* Begin Available records *

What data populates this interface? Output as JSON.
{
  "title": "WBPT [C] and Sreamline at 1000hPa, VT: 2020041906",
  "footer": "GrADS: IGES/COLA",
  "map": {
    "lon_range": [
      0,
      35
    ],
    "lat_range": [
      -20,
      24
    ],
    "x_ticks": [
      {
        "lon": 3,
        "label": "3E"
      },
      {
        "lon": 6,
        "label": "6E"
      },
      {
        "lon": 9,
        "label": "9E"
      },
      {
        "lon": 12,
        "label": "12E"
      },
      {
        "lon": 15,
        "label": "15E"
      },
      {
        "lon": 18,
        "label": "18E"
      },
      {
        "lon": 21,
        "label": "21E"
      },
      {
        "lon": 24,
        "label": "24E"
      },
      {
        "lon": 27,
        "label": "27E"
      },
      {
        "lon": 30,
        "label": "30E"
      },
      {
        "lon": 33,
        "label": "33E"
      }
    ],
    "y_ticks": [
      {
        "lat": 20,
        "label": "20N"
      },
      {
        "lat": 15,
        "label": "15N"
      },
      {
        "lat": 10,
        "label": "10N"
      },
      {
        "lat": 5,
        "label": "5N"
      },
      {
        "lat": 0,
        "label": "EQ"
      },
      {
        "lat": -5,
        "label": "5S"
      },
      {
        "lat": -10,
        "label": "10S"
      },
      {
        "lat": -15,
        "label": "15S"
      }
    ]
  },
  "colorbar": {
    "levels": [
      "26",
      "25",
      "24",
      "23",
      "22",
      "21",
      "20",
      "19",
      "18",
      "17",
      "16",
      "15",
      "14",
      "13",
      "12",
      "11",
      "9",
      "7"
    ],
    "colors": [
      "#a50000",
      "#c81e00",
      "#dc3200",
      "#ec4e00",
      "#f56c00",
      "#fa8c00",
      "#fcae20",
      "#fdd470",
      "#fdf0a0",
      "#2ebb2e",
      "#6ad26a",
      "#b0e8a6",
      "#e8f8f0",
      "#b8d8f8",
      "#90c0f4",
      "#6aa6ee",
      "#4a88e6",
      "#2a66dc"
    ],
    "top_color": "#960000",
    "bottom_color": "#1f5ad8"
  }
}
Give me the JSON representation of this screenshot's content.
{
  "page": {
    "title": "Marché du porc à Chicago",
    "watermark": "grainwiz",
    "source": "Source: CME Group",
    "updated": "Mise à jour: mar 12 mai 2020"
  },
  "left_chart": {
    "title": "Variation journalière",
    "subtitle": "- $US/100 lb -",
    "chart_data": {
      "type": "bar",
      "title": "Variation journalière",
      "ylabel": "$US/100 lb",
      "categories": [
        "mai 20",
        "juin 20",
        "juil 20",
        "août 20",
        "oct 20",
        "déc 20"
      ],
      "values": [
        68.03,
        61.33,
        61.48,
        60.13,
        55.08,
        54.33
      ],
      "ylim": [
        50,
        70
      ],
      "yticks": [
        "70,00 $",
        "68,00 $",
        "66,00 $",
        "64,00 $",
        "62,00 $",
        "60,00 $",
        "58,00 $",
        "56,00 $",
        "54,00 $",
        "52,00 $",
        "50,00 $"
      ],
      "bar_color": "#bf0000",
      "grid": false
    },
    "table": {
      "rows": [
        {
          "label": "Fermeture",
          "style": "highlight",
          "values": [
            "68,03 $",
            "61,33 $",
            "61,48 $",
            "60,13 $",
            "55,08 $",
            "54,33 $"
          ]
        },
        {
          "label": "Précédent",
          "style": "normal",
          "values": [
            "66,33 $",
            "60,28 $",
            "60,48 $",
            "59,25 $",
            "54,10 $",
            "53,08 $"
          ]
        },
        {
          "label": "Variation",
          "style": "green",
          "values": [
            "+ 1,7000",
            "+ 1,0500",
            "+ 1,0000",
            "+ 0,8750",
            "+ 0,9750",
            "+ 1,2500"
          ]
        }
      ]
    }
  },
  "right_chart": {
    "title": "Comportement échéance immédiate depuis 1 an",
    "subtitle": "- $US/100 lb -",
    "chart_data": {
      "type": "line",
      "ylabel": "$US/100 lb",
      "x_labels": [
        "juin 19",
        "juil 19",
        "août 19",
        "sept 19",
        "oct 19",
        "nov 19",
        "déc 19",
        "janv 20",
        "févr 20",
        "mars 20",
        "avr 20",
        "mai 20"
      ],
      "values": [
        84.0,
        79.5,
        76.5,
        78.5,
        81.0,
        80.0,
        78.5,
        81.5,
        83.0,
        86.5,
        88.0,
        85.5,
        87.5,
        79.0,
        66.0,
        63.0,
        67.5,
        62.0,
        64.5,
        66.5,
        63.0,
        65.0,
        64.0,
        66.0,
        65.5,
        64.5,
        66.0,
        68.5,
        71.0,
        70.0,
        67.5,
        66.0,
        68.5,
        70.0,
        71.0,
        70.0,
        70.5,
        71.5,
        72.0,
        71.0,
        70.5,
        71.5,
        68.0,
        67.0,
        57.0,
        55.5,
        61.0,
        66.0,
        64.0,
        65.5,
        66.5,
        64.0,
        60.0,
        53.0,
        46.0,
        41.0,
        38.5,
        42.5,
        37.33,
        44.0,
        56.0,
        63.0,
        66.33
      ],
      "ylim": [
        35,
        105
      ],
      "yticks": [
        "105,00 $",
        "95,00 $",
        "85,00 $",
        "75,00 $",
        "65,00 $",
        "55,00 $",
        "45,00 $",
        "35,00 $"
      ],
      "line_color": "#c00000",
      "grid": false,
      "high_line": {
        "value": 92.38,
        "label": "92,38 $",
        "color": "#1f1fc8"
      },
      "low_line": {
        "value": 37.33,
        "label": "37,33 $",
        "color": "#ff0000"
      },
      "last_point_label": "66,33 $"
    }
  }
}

* End Available records *

Directions
Looking at the entries above, state how many lines contain "style"; give the number alone.

The solution
3